------ AVAILABLE DATA ------

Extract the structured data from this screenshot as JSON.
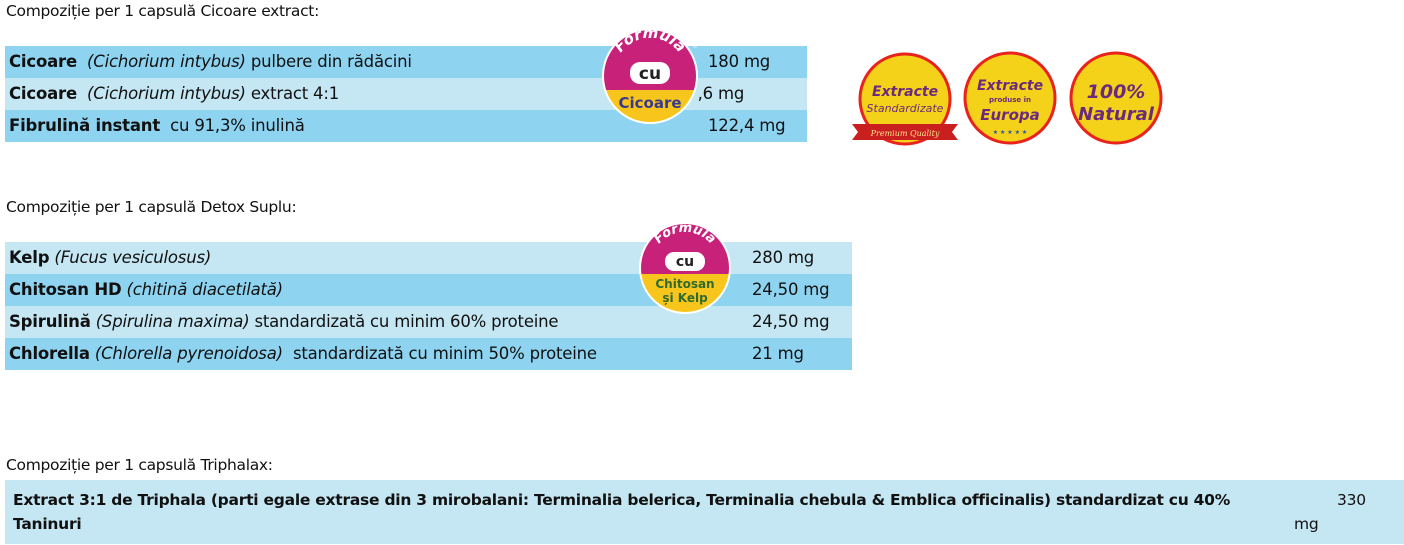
{
  "sections": [
    {
      "heading": "Compoziție per 1 capsulă Cicoare extract:",
      "badge": {
        "top": "Formula",
        "mid": "cu",
        "bottom": "Cicoare"
      },
      "rows": [
        {
          "bold": "Cicoare",
          "italic": "(Cichorium intybus)",
          "rest": "pulbere din rădăcini",
          "amount": "180 mg"
        },
        {
          "bold": "Cicoare",
          "italic": "(Cichorium intybus)",
          "rest": "extract 4:1",
          "amount": "57,6 mg"
        },
        {
          "bold": "Fibrulină instant",
          "italic": "",
          "rest": "cu 91,3% inulină",
          "amount": "122,4 mg"
        }
      ]
    },
    {
      "heading": "Compoziție per 1 capsulă Detox Suplu:",
      "badge": {
        "top": "Formula",
        "mid": "cu",
        "bottom_line1": "Chitosan",
        "bottom_line2": "și Kelp"
      },
      "rows": [
        {
          "bold": "Kelp",
          "italic": "(Fucus vesiculosus)",
          "rest": "",
          "amount": "280 mg"
        },
        {
          "bold": "Chitosan HD",
          "italic": "(chitină diacetilată)",
          "rest": "",
          "amount": "24,50 mg"
        },
        {
          "bold": "Spirulină",
          "italic": "(Spirulina maxima)",
          "rest": "standardizată cu minim 60% proteine",
          "amount": "24,50 mg"
        },
        {
          "bold": "Chlorella",
          "italic": "(Chlorella pyrenoidosa)",
          "rest": "standardizată cu minim 50% proteine",
          "amount": "21 mg"
        }
      ]
    },
    {
      "heading": "Compoziție per 1 capsulă Triphalax:",
      "rows": [
        {
          "text": "Extract 3:1 de Triphala (parti egale extrase din 3 mirobalani: Terminalia belerica, Terminalia chebula & Emblica officinalis) standardizat cu 40% Taninuri",
          "amount_line1": "330",
          "amount_line2": "mg"
        }
      ]
    }
  ],
  "quality_badges": {
    "standardized": {
      "line1": "Extracte",
      "line2": "Standardizate",
      "ribbon": "Premium Quality"
    },
    "europe": {
      "line1": "Extracte",
      "line2": "produse în",
      "line3": "Europa"
    },
    "natural": {
      "line1": "100%",
      "line2": "Natural"
    }
  },
  "colors": {
    "row_dark": "#8ed3f0",
    "row_light": "#c5e6f3",
    "badge_magenta": "#c8217a",
    "badge_yellow": "#f7c51c",
    "badge_ring": "#e8231d",
    "badge_text_purple": "#6b2a7c"
  }
}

------

**PROBLEM TO SOLVE:**
The entries are to be transcribed in full. Their pictures are not.

**RESPONSE TO THIS TASK:**
Extract the structured data from this screenshot as JSON.
{
  "sections": [
    {
      "heading": "Compoziție per 1 capsulă Cicoare extract:",
      "badge": {
        "top": "Formula",
        "mid": "cu",
        "bottom": "Cicoare"
      },
      "rows": [
        {
          "bold": "Cicoare",
          "italic": "(Cichorium intybus)",
          "rest": "pulbere din rădăcini",
          "amount": "180 mg"
        },
        {
          "bold": "Cicoare",
          "italic": "(Cichorium intybus)",
          "rest": "extract 4:1",
          "amount": "57,6 mg"
        },
        {
          "bold": "Fibrulină instant",
          "italic": "",
          "rest": "cu 91,3% inulină",
          "amount": "122,4 mg"
        }
      ]
    },
    {
      "heading": "Compoziție per 1 capsulă Detox Suplu:",
      "badge": {
        "top": "Formula",
        "mid": "cu",
        "bottom_line1": "Chitosan",
        "bottom_line2": "și Kelp"
      },
      "rows": [
        {
          "bold": "Kelp",
          "italic": "(Fucus vesiculosus)",
          "rest": "",
          "amount": "280 mg"
        },
        {
          "bold": "Chitosan HD",
          "italic": "(chitină diacetilată)",
          "rest": "",
          "amount": "24,50 mg"
        },
        {
          "bold": "Spirulină",
          "italic": "(Spirulina maxima)",
          "rest": "standardizată cu minim 60% proteine",
          "amount": "24,50 mg"
        },
        {
          "bold": "Chlorella",
          "italic": "(Chlorella pyrenoidosa)",
          "rest": "standardizată cu minim 50% proteine",
          "amount": "21 mg"
        }
      ]
    },
    {
      "heading": "Compoziție per 1 capsulă Triphalax:",
      "rows": [
        {
          "text": "Extract 3:1 de Triphala (parti egale extrase din 3 mirobalani: Terminalia belerica, Terminalia chebula & Emblica officinalis) standardizat cu 40% Taninuri",
          "amount_line1": "330",
          "amount_line2": "mg"
        }
      ]
    }
  ],
  "quality_badges": {
    "standardized": {
      "line1": "Extracte",
      "line2": "Standardizate",
      "ribbon": "Premium Quality"
    },
    "europe": {
      "line1": "Extracte",
      "line2": "produse în",
      "line3": "Europa"
    },
    "natural": {
      "line1": "100%",
      "line2": "Natural"
    }
  },
  "colors": {
    "row_dark": "#8ed3f0",
    "row_light": "#c5e6f3",
    "badge_magenta": "#c8217a",
    "badge_yellow": "#f7c51c",
    "badge_ring": "#e8231d",
    "badge_text_purple": "#6b2a7c"
  }
}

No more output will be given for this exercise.